[BEGIN Supplied entries]

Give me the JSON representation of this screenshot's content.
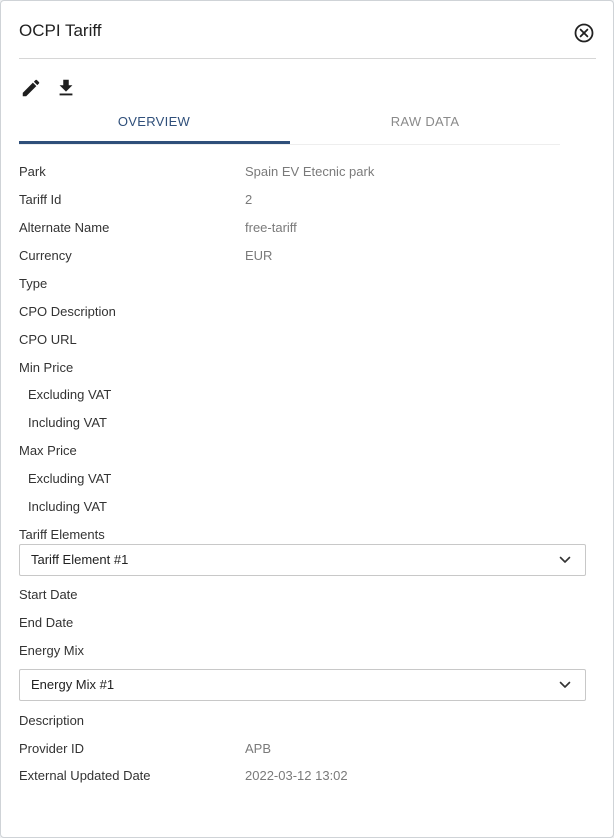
{
  "dialog": {
    "title": "OCPI Tariff"
  },
  "icons": {
    "close": "close-circle-icon",
    "edit": "pencil-icon",
    "download": "download-icon",
    "chevron": "chevron-down-icon"
  },
  "tabs": [
    {
      "label": "OVERVIEW",
      "active": true
    },
    {
      "label": "RAW DATA",
      "active": false
    }
  ],
  "fields": {
    "park": {
      "label": "Park",
      "value": "Spain EV Etecnic park"
    },
    "tariff_id": {
      "label": "Tariff Id",
      "value": "2"
    },
    "alternate_name": {
      "label": "Alternate Name",
      "value": "free-tariff"
    },
    "currency": {
      "label": "Currency",
      "value": "EUR"
    },
    "type": {
      "label": "Type",
      "value": ""
    },
    "cpo_description": {
      "label": "CPO Description",
      "value": ""
    },
    "cpo_url": {
      "label": "CPO URL",
      "value": ""
    },
    "min_price": {
      "label": "Min Price"
    },
    "min_excl_vat": {
      "label": "Excluding VAT",
      "value": ""
    },
    "min_incl_vat": {
      "label": "Including VAT",
      "value": ""
    },
    "max_price": {
      "label": "Max Price"
    },
    "max_excl_vat": {
      "label": "Excluding VAT",
      "value": ""
    },
    "max_incl_vat": {
      "label": "Including VAT",
      "value": ""
    },
    "tariff_elements": {
      "label": "Tariff Elements"
    },
    "start_date": {
      "label": "Start Date",
      "value": ""
    },
    "end_date": {
      "label": "End Date",
      "value": ""
    },
    "energy_mix": {
      "label": "Energy Mix"
    },
    "description": {
      "label": "Description",
      "value": ""
    },
    "provider_id": {
      "label": "Provider ID",
      "value": "APB"
    },
    "external_updated_date": {
      "label": "External Updated Date",
      "value": "2022-03-12 13:02"
    }
  },
  "tariff_element_select": {
    "selected": "Tariff Element #1"
  },
  "energy_mix_select": {
    "selected": "Energy Mix #1"
  },
  "colors": {
    "accent": "#2f4f7a",
    "label_text": "#333333",
    "value_text": "#7a7a7a"
  }
}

[END Supplied entries]

» Required work: All entries are to be retyped exactly. Omit any embedded images.

» The response:
Give me the JSON representation of this screenshot's content.
{
  "dialog": {
    "title": "OCPI Tariff"
  },
  "icons": {
    "close": "close-circle-icon",
    "edit": "pencil-icon",
    "download": "download-icon",
    "chevron": "chevron-down-icon"
  },
  "tabs": [
    {
      "label": "OVERVIEW",
      "active": true
    },
    {
      "label": "RAW DATA",
      "active": false
    }
  ],
  "fields": {
    "park": {
      "label": "Park",
      "value": "Spain EV Etecnic park"
    },
    "tariff_id": {
      "label": "Tariff Id",
      "value": "2"
    },
    "alternate_name": {
      "label": "Alternate Name",
      "value": "free-tariff"
    },
    "currency": {
      "label": "Currency",
      "value": "EUR"
    },
    "type": {
      "label": "Type",
      "value": ""
    },
    "cpo_description": {
      "label": "CPO Description",
      "value": ""
    },
    "cpo_url": {
      "label": "CPO URL",
      "value": ""
    },
    "min_price": {
      "label": "Min Price"
    },
    "min_excl_vat": {
      "label": "Excluding VAT",
      "value": ""
    },
    "min_incl_vat": {
      "label": "Including VAT",
      "value": ""
    },
    "max_price": {
      "label": "Max Price"
    },
    "max_excl_vat": {
      "label": "Excluding VAT",
      "value": ""
    },
    "max_incl_vat": {
      "label": "Including VAT",
      "value": ""
    },
    "tariff_elements": {
      "label": "Tariff Elements"
    },
    "start_date": {
      "label": "Start Date",
      "value": ""
    },
    "end_date": {
      "label": "End Date",
      "value": ""
    },
    "energy_mix": {
      "label": "Energy Mix"
    },
    "description": {
      "label": "Description",
      "value": ""
    },
    "provider_id": {
      "label": "Provider ID",
      "value": "APB"
    },
    "external_updated_date": {
      "label": "External Updated Date",
      "value": "2022-03-12 13:02"
    }
  },
  "tariff_element_select": {
    "selected": "Tariff Element #1"
  },
  "energy_mix_select": {
    "selected": "Energy Mix #1"
  },
  "colors": {
    "accent": "#2f4f7a",
    "label_text": "#333333",
    "value_text": "#7a7a7a"
  }
}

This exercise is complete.